* **TASK INPUTS**
---

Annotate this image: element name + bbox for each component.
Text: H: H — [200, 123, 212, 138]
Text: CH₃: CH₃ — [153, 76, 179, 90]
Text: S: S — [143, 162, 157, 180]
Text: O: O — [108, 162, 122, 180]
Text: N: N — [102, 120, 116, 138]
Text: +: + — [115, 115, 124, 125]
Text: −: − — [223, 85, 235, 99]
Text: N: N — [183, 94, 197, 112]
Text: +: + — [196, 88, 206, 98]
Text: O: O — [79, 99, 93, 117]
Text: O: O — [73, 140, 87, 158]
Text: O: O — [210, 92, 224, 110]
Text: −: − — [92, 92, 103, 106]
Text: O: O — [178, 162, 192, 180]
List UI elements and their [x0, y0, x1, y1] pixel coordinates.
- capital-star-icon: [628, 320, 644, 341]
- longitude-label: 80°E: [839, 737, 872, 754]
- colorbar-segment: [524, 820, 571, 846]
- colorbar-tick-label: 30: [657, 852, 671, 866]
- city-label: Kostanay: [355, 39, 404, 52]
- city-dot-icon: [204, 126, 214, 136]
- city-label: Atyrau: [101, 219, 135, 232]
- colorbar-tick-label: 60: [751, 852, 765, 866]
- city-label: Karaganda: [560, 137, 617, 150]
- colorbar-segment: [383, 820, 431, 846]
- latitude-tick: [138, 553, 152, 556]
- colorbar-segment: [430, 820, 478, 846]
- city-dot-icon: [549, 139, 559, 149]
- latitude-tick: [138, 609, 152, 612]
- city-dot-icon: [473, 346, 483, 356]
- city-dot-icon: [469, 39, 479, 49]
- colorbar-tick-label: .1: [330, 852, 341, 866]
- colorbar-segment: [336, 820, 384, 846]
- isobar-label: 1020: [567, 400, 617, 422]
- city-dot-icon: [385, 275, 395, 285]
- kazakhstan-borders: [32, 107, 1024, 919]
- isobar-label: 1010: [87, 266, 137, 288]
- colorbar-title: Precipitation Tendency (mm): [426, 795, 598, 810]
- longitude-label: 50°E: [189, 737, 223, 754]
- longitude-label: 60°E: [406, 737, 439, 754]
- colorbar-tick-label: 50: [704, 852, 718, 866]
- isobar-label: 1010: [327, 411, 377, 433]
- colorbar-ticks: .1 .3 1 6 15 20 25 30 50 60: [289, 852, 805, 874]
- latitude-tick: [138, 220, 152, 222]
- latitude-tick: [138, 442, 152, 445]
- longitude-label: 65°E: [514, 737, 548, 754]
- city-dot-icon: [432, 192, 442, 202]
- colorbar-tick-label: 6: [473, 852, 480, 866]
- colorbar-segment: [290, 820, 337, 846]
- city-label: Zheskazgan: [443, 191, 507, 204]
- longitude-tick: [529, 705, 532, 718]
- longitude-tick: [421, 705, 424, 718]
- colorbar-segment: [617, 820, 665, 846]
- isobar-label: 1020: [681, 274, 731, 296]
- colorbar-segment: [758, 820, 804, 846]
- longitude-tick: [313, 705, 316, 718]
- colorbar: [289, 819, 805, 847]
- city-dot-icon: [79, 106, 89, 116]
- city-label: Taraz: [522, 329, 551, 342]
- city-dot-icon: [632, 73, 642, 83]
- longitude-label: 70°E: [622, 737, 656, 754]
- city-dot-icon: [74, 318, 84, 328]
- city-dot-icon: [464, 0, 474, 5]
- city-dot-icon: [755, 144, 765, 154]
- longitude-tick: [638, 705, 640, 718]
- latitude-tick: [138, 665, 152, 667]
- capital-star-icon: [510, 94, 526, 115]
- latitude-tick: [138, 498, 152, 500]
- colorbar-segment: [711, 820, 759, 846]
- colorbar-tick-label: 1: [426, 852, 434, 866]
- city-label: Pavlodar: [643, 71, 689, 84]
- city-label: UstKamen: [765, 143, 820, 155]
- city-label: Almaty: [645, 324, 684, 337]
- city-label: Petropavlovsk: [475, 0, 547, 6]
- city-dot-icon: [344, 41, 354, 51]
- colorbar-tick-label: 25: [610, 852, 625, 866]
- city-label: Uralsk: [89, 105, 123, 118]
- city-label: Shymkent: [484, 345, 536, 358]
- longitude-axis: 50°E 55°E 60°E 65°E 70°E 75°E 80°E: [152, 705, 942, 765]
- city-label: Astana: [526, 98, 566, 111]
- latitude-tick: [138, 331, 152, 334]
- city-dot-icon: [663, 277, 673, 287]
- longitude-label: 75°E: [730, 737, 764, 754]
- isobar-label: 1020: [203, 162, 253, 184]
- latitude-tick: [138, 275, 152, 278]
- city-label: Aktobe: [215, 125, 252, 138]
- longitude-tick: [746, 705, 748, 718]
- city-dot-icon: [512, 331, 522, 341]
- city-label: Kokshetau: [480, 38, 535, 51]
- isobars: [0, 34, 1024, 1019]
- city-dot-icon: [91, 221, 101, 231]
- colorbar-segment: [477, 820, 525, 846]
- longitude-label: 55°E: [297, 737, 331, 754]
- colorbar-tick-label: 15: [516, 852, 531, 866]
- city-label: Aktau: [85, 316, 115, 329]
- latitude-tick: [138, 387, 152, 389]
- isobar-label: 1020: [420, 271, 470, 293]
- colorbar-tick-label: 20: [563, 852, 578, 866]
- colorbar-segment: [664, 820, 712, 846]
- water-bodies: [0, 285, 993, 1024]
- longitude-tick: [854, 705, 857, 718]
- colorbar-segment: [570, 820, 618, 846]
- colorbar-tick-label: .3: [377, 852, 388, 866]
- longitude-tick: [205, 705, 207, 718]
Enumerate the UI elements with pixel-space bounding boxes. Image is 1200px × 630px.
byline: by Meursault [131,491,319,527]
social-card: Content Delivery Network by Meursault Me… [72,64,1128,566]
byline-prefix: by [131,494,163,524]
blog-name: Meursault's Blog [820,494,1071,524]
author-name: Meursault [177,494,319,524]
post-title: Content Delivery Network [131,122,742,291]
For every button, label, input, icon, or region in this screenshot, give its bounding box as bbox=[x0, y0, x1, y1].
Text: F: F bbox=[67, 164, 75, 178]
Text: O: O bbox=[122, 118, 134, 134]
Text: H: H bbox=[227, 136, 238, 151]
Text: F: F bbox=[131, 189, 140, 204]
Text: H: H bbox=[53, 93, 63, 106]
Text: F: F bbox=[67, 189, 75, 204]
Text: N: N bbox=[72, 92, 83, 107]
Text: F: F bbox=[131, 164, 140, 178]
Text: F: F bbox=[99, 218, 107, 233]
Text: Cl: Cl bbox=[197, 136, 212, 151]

---

* **DIRECTIONS**
Substitute "town-label" for each "city-label" throughout the entries above, and write all the entries out again with everything else left as it is.

* **ANSWER TO THE EXERCISE**
Annotate this image: element name + bbox for each component.
Text: H: H — [200, 123, 212, 138]
Text: CH₃: CH₃ — [153, 76, 179, 90]
Text: S: S — [143, 162, 157, 180]
Text: O: O — [108, 162, 122, 180]
Text: N: N — [102, 120, 116, 138]
Text: +: + — [115, 115, 124, 125]
Text: −: − — [223, 85, 235, 99]
Text: N: N — [183, 94, 197, 112]
Text: +: + — [196, 88, 206, 98]
Text: O: O — [79, 99, 93, 117]
Text: O: O — [73, 140, 87, 158]
Text: O: O — [210, 92, 224, 110]
Text: −: − — [92, 92, 103, 106]
Text: O: O — [178, 162, 192, 180]
List UI elements and their [x0, y0, x1, y1] pixel coordinates.
- capital-star-icon: [628, 320, 644, 341]
- longitude-label: 80°E: [839, 737, 872, 754]
- colorbar-segment: [524, 820, 571, 846]
- colorbar-tick-label: 30: [657, 852, 671, 866]
- town-label: Kostanay: [355, 39, 404, 52]
- city-dot-icon: [204, 126, 214, 136]
- town-label: Atyrau: [101, 219, 135, 232]
- colorbar-tick-label: 60: [751, 852, 765, 866]
- town-label: Karaganda: [560, 137, 617, 150]
- colorbar-segment: [383, 820, 431, 846]
- latitude-tick: [138, 553, 152, 556]
- colorbar-segment: [430, 820, 478, 846]
- city-dot-icon: [549, 139, 559, 149]
- latitude-tick: [138, 609, 152, 612]
- city-dot-icon: [473, 346, 483, 356]
- city-dot-icon: [469, 39, 479, 49]
- colorbar-tick-label: .1: [330, 852, 341, 866]
- colorbar-segment: [336, 820, 384, 846]
- isobar-label: 1020: [567, 400, 617, 422]
- city-dot-icon: [385, 275, 395, 285]
- kazakhstan-borders: [32, 107, 1024, 919]
- isobar-label: 1010: [87, 266, 137, 288]
- colorbar-title: Precipitation Tendency (mm): [426, 795, 598, 810]
- longitude-label: 50°E: [189, 737, 223, 754]
- longitude-label: 60°E: [406, 737, 439, 754]
- colorbar-tick-label: 50: [704, 852, 718, 866]
- isobar-label: 1010: [327, 411, 377, 433]
- colorbar-ticks: .1 .3 1 6 15 20 25 30 50 60: [289, 852, 805, 874]
- latitude-tick: [138, 220, 152, 222]
- latitude-tick: [138, 442, 152, 445]
- longitude-label: 65°E: [514, 737, 548, 754]
- city-dot-icon: [432, 192, 442, 202]
- colorbar-tick-label: 6: [473, 852, 480, 866]
- colorbar-segment: [290, 820, 337, 846]
- town-label: Zheskazgan: [443, 191, 507, 204]
- longitude-tick: [529, 705, 532, 718]
- longitude-tick: [421, 705, 424, 718]
- colorbar-segment: [617, 820, 665, 846]
- isobar-label: 1020: [681, 274, 731, 296]
- colorbar-segment: [758, 820, 804, 846]
- longitude-tick: [313, 705, 316, 718]
- colorbar: [289, 819, 805, 847]
- city-dot-icon: [79, 106, 89, 116]
- town-label: Taraz: [522, 329, 551, 342]
- city-dot-icon: [632, 73, 642, 83]
- longitude-label: 70°E: [622, 737, 656, 754]
- city-dot-icon: [74, 318, 84, 328]
- city-dot-icon: [464, 0, 474, 5]
- city-dot-icon: [755, 144, 765, 154]
- longitude-tick: [638, 705, 640, 718]
- latitude-tick: [138, 665, 152, 667]
- capital-star-icon: [510, 94, 526, 115]
- latitude-tick: [138, 498, 152, 500]
- colorbar-segment: [711, 820, 759, 846]
- colorbar-tick-label: 1: [426, 852, 434, 866]
- town-label: Pavlodar: [643, 71, 689, 84]
- town-label: UstKamen: [765, 143, 820, 155]
- town-label: Almaty: [645, 324, 684, 337]
- town-label: Petropavlovsk: [475, 0, 547, 6]
- city-dot-icon: [344, 41, 354, 51]
- colorbar-tick-label: 25: [610, 852, 625, 866]
- town-label: Uralsk: [89, 105, 123, 118]
- town-label: Shymkent: [484, 345, 536, 358]
- longitude-axis: 50°E 55°E 60°E 65°E 70°E 75°E 80°E: [152, 705, 942, 765]
- town-label: Astana: [526, 98, 566, 111]
- latitude-tick: [138, 331, 152, 334]
- city-dot-icon: [663, 277, 673, 287]
- longitude-label: 75°E: [730, 737, 764, 754]
- isobar-label: 1020: [203, 162, 253, 184]
- latitude-tick: [138, 275, 152, 278]
- town-label: Aktobe: [215, 125, 252, 138]
- longitude-tick: [746, 705, 748, 718]
- city-dot-icon: [512, 331, 522, 341]
- town-label: Kokshetau: [480, 38, 535, 51]
- isobars: [0, 34, 1024, 1019]
- city-dot-icon: [91, 221, 101, 231]
- colorbar-segment: [477, 820, 525, 846]
- longitude-label: 55°E: [297, 737, 331, 754]
- colorbar-tick-label: 15: [516, 852, 531, 866]
- town-label: Aktau: [85, 316, 115, 329]
- latitude-tick: [138, 387, 152, 389]
- isobar-label: 1020: [420, 271, 470, 293]
- colorbar-tick-label: 20: [563, 852, 578, 866]
- colorbar-segment: [664, 820, 712, 846]
- water-bodies: [0, 285, 993, 1024]
- longitude-tick: [854, 705, 857, 718]
- colorbar-segment: [570, 820, 618, 846]
- colorbar-tick-label: .3: [377, 852, 388, 866]
- longitude-tick: [205, 705, 207, 718]
Enumerate the UI elements with pixel-space bounding boxes. Image is 1200px × 630px.
byline: by Meursault [131,491,319,527]
social-card: Content Delivery Network by Meursault Me… [72,64,1128,566]
byline-prefix: by [131,494,163,524]
blog-name: Meursault's Blog [820,494,1071,524]
author-name: Meursault [177,494,319,524]
post-title: Content Delivery Network [131,122,742,291]
For every button, label, input, icon, or region in this screenshot, give its bounding box as bbox=[x0, y0, x1, y1].
Text: F: F bbox=[67, 164, 75, 178]
Text: O: O bbox=[122, 118, 134, 134]
Text: H: H bbox=[227, 136, 238, 151]
Text: F: F bbox=[131, 189, 140, 204]
Text: H: H bbox=[53, 93, 63, 106]
Text: F: F bbox=[67, 189, 75, 204]
Text: N: N bbox=[72, 92, 83, 107]
Text: F: F bbox=[131, 164, 140, 178]
Text: F: F bbox=[99, 218, 107, 233]
Text: Cl: Cl bbox=[197, 136, 212, 151]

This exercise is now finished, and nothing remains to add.